* _WHAT THE TASK REQUIRES_
Copy the records character for character, starting with the first line and ending after the line that contains "watermark: ⓒ 유익한블로그 [852,327,955,345]".

(Dataset excerpt)
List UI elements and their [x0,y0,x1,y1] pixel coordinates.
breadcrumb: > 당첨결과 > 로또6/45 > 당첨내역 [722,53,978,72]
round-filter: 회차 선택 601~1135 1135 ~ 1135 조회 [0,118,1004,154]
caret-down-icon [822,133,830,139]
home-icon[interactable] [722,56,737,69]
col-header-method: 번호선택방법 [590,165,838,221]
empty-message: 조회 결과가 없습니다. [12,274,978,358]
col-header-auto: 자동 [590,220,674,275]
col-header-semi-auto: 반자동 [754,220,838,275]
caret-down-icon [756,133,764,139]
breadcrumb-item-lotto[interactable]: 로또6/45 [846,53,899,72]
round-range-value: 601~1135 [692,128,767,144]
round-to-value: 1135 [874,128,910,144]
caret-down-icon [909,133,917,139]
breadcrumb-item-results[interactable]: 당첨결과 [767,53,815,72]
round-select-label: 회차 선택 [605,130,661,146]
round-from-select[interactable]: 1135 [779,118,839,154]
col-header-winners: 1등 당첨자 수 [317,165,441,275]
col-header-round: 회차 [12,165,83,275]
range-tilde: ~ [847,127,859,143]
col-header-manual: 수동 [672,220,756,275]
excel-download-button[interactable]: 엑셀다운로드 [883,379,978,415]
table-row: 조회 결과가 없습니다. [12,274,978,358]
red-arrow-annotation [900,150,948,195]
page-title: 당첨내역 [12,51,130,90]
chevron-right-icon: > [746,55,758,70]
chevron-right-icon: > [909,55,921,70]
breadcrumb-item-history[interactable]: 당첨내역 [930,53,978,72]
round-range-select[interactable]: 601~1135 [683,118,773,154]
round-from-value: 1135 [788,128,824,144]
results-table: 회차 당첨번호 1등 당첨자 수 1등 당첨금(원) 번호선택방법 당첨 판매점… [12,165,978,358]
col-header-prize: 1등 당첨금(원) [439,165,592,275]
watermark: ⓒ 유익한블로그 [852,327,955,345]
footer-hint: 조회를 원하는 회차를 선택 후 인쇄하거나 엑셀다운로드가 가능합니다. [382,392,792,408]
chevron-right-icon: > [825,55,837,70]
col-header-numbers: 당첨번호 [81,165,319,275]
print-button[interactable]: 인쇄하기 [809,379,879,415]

* _WRITTEN RESPONSE_
List UI elements and their [x0,y0,x1,y1] pixel coordinates.
breadcrumb: > 당첨결과 > 로또6/45 > 당첨내역 [722,53,978,72]
round-filter: 회차 선택 601~1135 1135 ~ 1135 조회 [0,118,1004,154]
caret-down-icon [822,133,830,139]
home-icon[interactable] [722,56,737,69]
col-header-method: 번호선택방법 [590,165,838,221]
empty-message: 조회 결과가 없습니다. [12,274,978,358]
col-header-auto: 자동 [590,220,674,275]
col-header-semi-auto: 반자동 [754,220,838,275]
caret-down-icon [756,133,764,139]
breadcrumb-item-lotto[interactable]: 로또6/45 [846,53,899,72]
round-range-value: 601~1135 [692,128,767,144]
round-to-value: 1135 [874,128,910,144]
caret-down-icon [909,133,917,139]
breadcrumb-item-results[interactable]: 당첨결과 [767,53,815,72]
round-select-label: 회차 선택 [605,130,661,146]
round-from-select[interactable]: 1135 [779,118,839,154]
col-header-winners: 1등 당첨자 수 [317,165,441,275]
col-header-round: 회차 [12,165,83,275]
range-tilde: ~ [847,127,859,143]
col-header-manual: 수동 [672,220,756,275]
excel-download-button[interactable]: 엑셀다운로드 [883,379,978,415]
table-row: 조회 결과가 없습니다. [12,274,978,358]
red-arrow-annotation [900,150,948,195]
page-title: 당첨내역 [12,51,130,90]
chevron-right-icon: > [746,55,758,70]
chevron-right-icon: > [909,55,921,70]
breadcrumb-item-history[interactable]: 당첨내역 [930,53,978,72]
round-range-select[interactable]: 601~1135 [683,118,773,154]
round-from-value: 1135 [788,128,824,144]
results-table: 회차 당첨번호 1등 당첨자 수 1등 당첨금(원) 번호선택방법 당첨 판매점… [12,165,978,358]
col-header-prize: 1등 당첨금(원) [439,165,592,275]
watermark: ⓒ 유익한블로그 [852,327,955,345]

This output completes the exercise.